WRITTEN PROBLEM |
Return only the number of lines in the entries below that hold the word "ylabel".

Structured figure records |
-.-.-

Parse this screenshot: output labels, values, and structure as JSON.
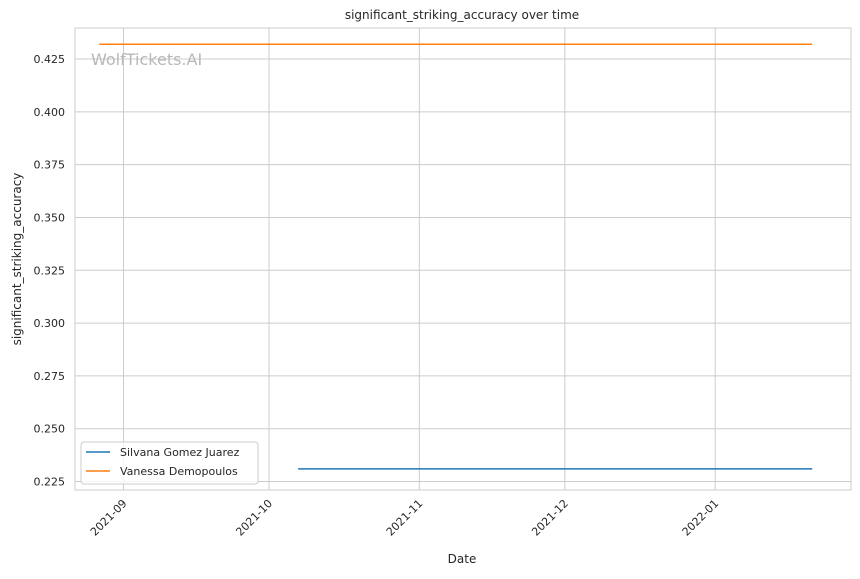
{
  "chart_data": {
    "type": "line",
    "title": "significant_striking_accuracy over time",
    "xlabel": "Date",
    "ylabel": "significant_striking_accuracy",
    "watermark": "WolfTickets.AI",
    "x_ticks": [
      "2021-09",
      "2021-10",
      "2021-11",
      "2021-12",
      "2022-01"
    ],
    "y_ticks": [
      "0.225",
      "0.250",
      "0.275",
      "0.300",
      "0.325",
      "0.350",
      "0.375",
      "0.400",
      "0.425"
    ],
    "xlim": [
      "2021-08-22",
      "2022-01-29"
    ],
    "ylim": [
      0.221,
      0.4397
    ],
    "grid": true,
    "legend_position": "lower-left",
    "series": [
      {
        "name": "Silvana Gomez Juarez",
        "color": "#1f77b4",
        "x": [
          "2021-10-07",
          "2022-01-21"
        ],
        "y": [
          0.231,
          0.231
        ]
      },
      {
        "name": "Vanessa Demopoulos",
        "color": "#ff7f0e",
        "x": [
          "2021-08-27",
          "2022-01-21"
        ],
        "y": [
          0.432,
          0.432
        ]
      }
    ]
  }
}
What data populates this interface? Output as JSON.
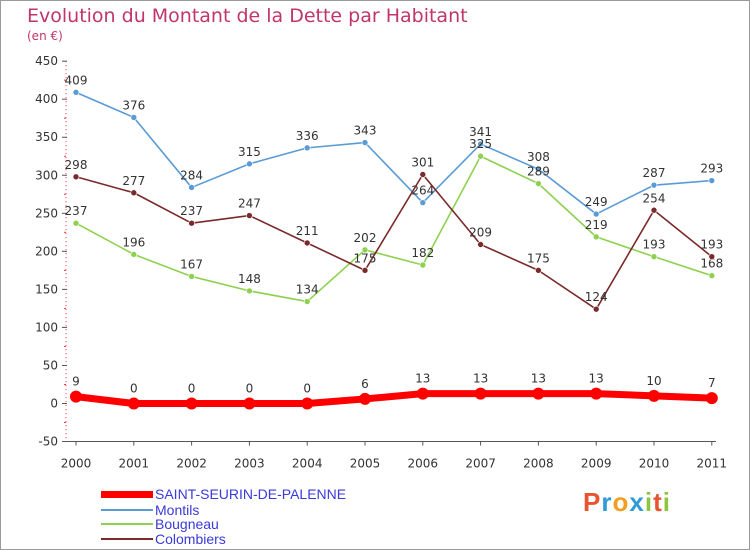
{
  "header": {
    "title": "Evolution du Montant de la Dette par Habitant",
    "subtitle": "(en €)"
  },
  "logo": {
    "letters": [
      "P",
      "r",
      "o",
      "x",
      "i",
      "t",
      "i"
    ],
    "colors": [
      "#e8542d",
      "#2e9bd6",
      "#f0a020",
      "#2e9bd6",
      "#8cc63f",
      "#e8542d",
      "#8cc63f"
    ]
  },
  "chart_data": {
    "type": "line",
    "categories": [
      "2000",
      "2001",
      "2002",
      "2003",
      "2004",
      "2005",
      "2006",
      "2007",
      "2008",
      "2009",
      "2010",
      "2011"
    ],
    "ylim": [
      -50,
      450
    ],
    "yticks": [
      -50,
      0,
      50,
      100,
      150,
      200,
      250,
      300,
      350,
      400,
      450
    ],
    "grid": false,
    "legend_position": "bottom-left",
    "series": [
      {
        "name": "Montils",
        "color": "#5b9bd5",
        "values": [
          409,
          376,
          284,
          315,
          336,
          343,
          264,
          341,
          308,
          249,
          287,
          293
        ]
      },
      {
        "name": "Bougneau",
        "color": "#8ed14f",
        "values": [
          237,
          196,
          167,
          148,
          134,
          202,
          182,
          325,
          289,
          219,
          193,
          168
        ]
      },
      {
        "name": "Colombiers",
        "color": "#7a2a2a",
        "values": [
          298,
          277,
          237,
          247,
          211,
          175,
          301,
          209,
          175,
          124,
          254,
          193
        ]
      },
      {
        "name": "SAINT-SEURIN-DE-PALENNE",
        "color": "#ff0000",
        "values": [
          9,
          0,
          0,
          0,
          0,
          6,
          13,
          13,
          13,
          13,
          10,
          7
        ]
      }
    ]
  }
}
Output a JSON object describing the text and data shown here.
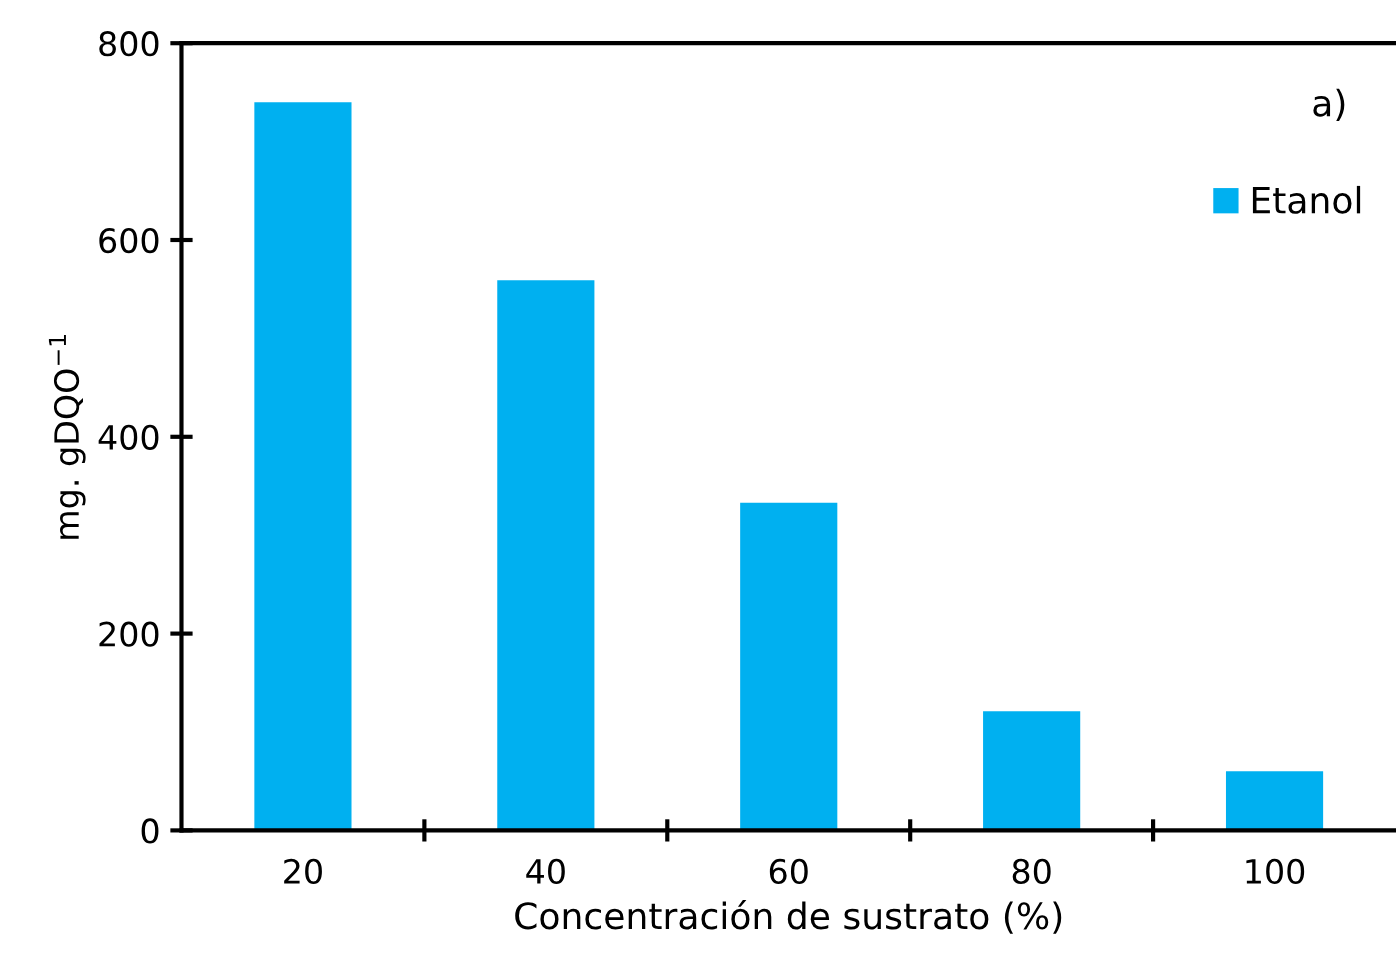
{
  "chart_data": {
    "type": "bar",
    "xlabel": "Concentración de sustrato (%)",
    "ylabel": "mg. gDQO$^{−1}$",
    "annotations": [
      "a)"
    ],
    "categories": [
      "20",
      "40",
      "60",
      "80",
      "100"
    ],
    "series": [
      {
        "name": "Etanol",
        "color": "#00b0f0",
        "values": [
          740,
          559,
          333,
          121,
          60
        ]
      }
    ],
    "ylim": [
      0,
      800
    ],
    "yticks": [
      0,
      200,
      400,
      600,
      800
    ],
    "grid": false,
    "legend": "top right"
  }
}
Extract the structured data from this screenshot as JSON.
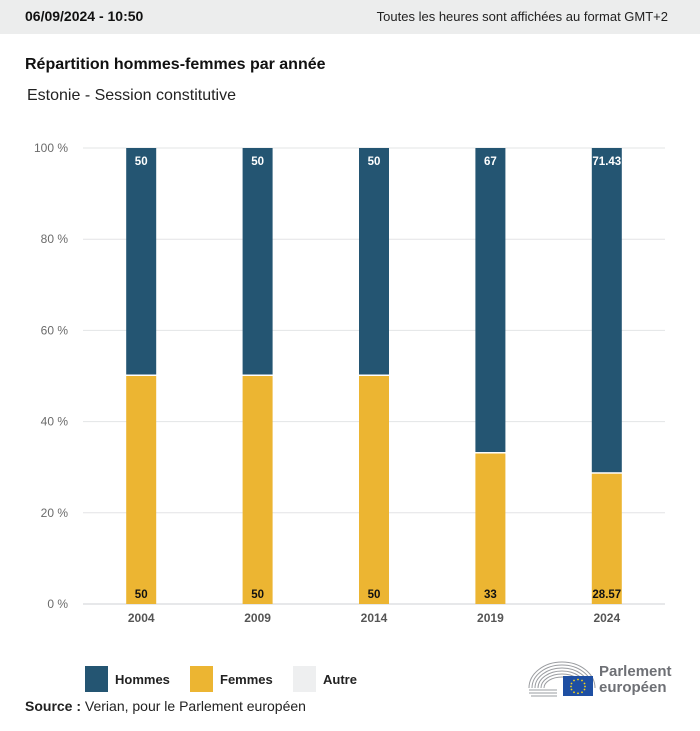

-.-.-

FULL SOLUTION |
2